Dataset rows:
==*==

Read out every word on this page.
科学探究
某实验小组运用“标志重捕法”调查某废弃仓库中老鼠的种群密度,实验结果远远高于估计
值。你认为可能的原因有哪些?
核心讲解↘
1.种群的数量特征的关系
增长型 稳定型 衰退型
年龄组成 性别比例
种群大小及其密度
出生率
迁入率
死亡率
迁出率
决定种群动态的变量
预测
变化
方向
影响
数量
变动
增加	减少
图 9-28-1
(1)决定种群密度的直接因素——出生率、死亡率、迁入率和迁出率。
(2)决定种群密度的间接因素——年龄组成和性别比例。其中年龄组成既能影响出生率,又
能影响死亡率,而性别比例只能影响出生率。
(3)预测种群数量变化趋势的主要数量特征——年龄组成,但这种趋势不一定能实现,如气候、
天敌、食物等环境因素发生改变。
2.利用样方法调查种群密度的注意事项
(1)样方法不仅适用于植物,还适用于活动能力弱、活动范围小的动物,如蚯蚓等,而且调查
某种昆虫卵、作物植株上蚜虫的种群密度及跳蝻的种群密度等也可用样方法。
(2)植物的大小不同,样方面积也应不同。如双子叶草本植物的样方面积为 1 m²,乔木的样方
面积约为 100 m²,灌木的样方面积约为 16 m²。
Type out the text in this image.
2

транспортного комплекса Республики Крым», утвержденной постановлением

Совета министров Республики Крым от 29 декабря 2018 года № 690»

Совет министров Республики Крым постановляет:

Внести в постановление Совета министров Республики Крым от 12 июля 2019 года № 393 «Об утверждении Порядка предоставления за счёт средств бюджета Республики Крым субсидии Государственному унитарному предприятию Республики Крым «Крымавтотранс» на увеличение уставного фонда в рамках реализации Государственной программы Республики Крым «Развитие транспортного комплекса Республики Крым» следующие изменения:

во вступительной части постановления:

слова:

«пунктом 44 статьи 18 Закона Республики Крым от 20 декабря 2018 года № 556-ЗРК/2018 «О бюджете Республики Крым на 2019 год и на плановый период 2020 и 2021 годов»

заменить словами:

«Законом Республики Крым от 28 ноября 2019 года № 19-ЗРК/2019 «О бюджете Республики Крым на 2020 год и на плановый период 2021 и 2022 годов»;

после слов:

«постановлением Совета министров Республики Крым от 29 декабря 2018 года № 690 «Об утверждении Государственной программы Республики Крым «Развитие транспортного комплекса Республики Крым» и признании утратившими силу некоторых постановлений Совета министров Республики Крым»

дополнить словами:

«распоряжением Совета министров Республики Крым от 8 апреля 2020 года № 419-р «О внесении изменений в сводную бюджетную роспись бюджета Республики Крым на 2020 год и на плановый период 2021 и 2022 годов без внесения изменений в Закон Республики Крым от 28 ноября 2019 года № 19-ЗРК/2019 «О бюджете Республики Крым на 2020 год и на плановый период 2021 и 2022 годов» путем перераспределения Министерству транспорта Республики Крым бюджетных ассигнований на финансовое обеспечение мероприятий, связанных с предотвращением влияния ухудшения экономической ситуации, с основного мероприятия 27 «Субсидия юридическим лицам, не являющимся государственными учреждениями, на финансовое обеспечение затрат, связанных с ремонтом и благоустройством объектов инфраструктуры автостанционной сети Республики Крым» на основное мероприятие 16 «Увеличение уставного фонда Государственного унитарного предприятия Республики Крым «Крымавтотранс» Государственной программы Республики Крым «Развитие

==*==

Note every line above where the string "this" shows up, and copy those lines.

Read out every word on this page.
Type out the text in this image.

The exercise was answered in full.